#### [TASK STATEMENT]
Collect every line of the records below that contains the word "Change".

Figure record listings:

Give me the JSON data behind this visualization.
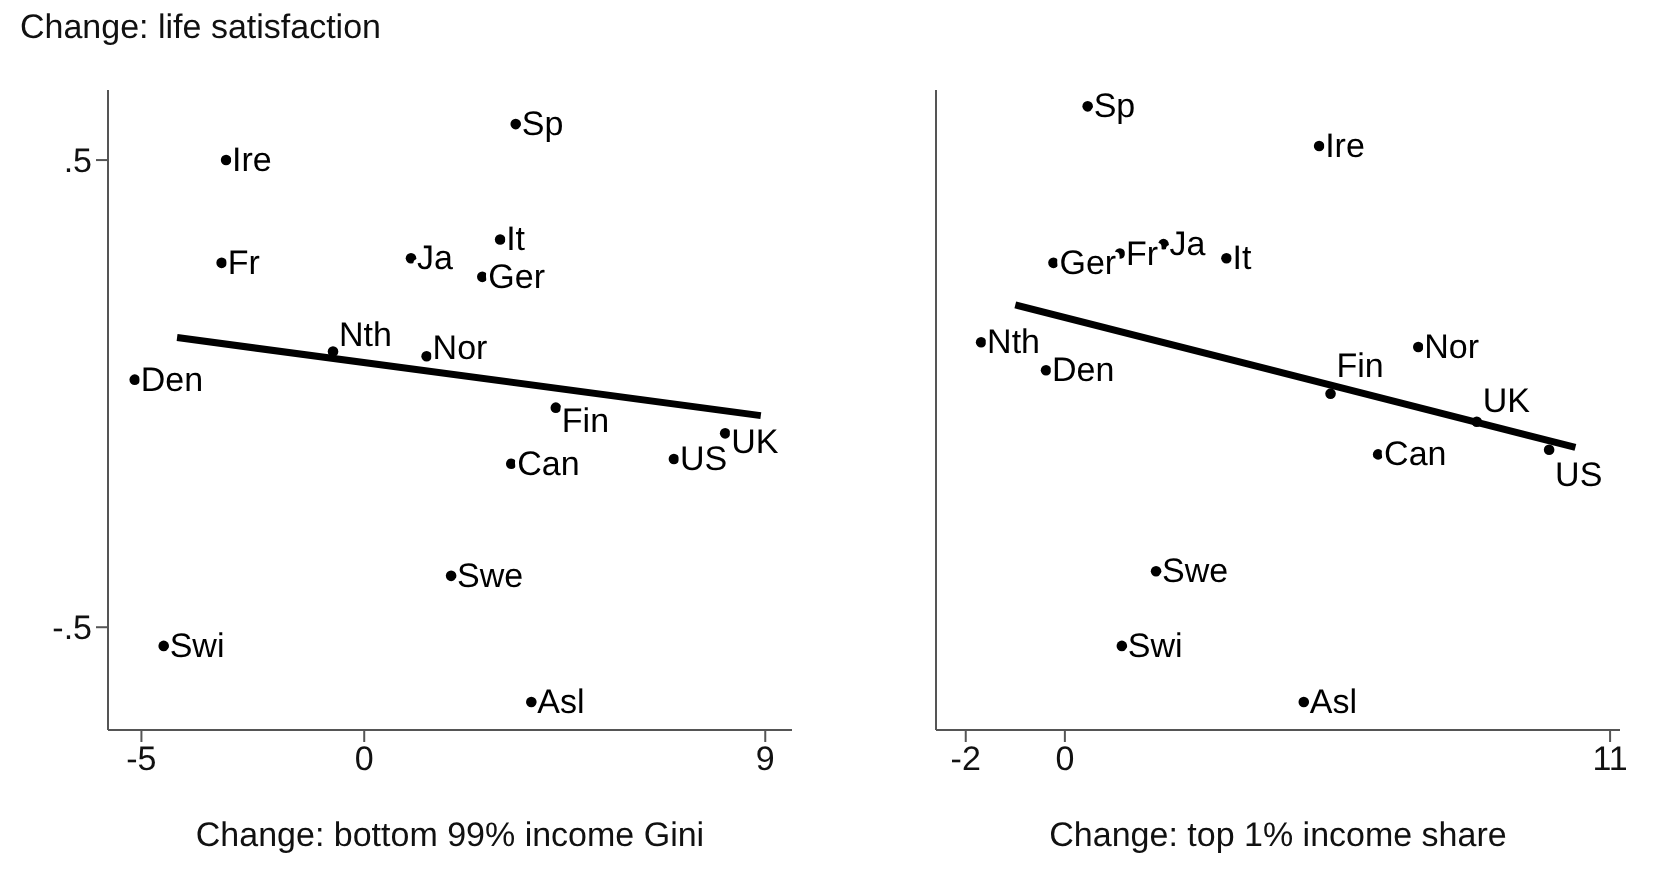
{
  "chart_data": [
    {
      "type": "scatter",
      "ylabel": "Change: life satisfaction",
      "xlabel": "Change: bottom 99% income Gini",
      "xlim": [
        -5.75,
        9.6
      ],
      "xticks": [
        -5,
        0,
        9
      ],
      "ylim": [
        -0.72,
        0.65
      ],
      "yticks": [
        {
          "value": 0.5,
          "label": ".5"
        },
        {
          "value": -0.5,
          "label": "-.5"
        }
      ],
      "grid": false,
      "legend": false,
      "series": [
        {
          "type": "line",
          "color": "#000000",
          "x": [
            -4.2,
            8.9
          ],
          "values": [
            0.12,
            -0.047
          ]
        },
        {
          "type": "scatter",
          "marker": "circle",
          "color": "#000000",
          "x": [
            3.4,
            -3.1,
            -3.2,
            1.05,
            2.65,
            3.05,
            -0.7,
            1.4,
            -5.15,
            4.3,
            8.1,
            6.95,
            3.3,
            1.95,
            -4.5,
            3.75
          ],
          "values": [
            0.577,
            0.5,
            0.28,
            0.29,
            0.25,
            0.33,
            0.09,
            0.08,
            0.03,
            -0.03,
            -0.085,
            -0.14,
            -0.15,
            -0.39,
            -0.54,
            -0.66
          ],
          "value_labels": [
            "Sp",
            "Ire",
            "Fr",
            "Ja",
            "Ger",
            "It",
            "Nth",
            "Nor",
            "Den",
            "Fin",
            "UK",
            "US",
            "Can",
            "Swe",
            "Swi",
            "Asl"
          ]
        }
      ]
    },
    {
      "type": "scatter",
      "xlabel": "Change: top 1% income share",
      "xlim": [
        -2.6,
        11.2
      ],
      "xticks": [
        -2,
        0,
        11
      ],
      "ylim": [
        -0.72,
        0.65
      ],
      "tick_labels": "x",
      "grid": false,
      "legend": false,
      "series": [
        {
          "type": "line",
          "color": "#000000",
          "x": [
            -1.0,
            10.3
          ],
          "values": [
            0.19,
            -0.115
          ]
        },
        {
          "type": "scatter",
          "marker": "circle",
          "color": "#000000",
          "x": [
            0.46,
            5.13,
            -0.23,
            1.11,
            1.99,
            3.26,
            -1.69,
            -0.38,
            7.13,
            5.36,
            8.31,
            9.77,
            6.32,
            1.84,
            1.15,
            4.82
          ],
          "values": [
            0.615,
            0.53,
            0.28,
            0.3,
            0.32,
            0.29,
            0.11,
            0.05,
            0.1,
            0.0,
            -0.06,
            -0.12,
            -0.13,
            -0.38,
            -0.54,
            -0.66
          ],
          "value_labels": [
            "Sp",
            "Ire",
            "Ger",
            "Fr",
            "Ja",
            "It",
            "Nth",
            "Den",
            "Nor",
            "Fin",
            "UK",
            "US",
            "Can",
            "Swe",
            "Swi",
            "Asl"
          ]
        }
      ]
    }
  ]
}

#### [REPLY]
      "ylabel": "Change: life satisfaction",
      "xlabel": "Change: bottom 99% income Gini",
      "xlabel": "Change: top 1% income share",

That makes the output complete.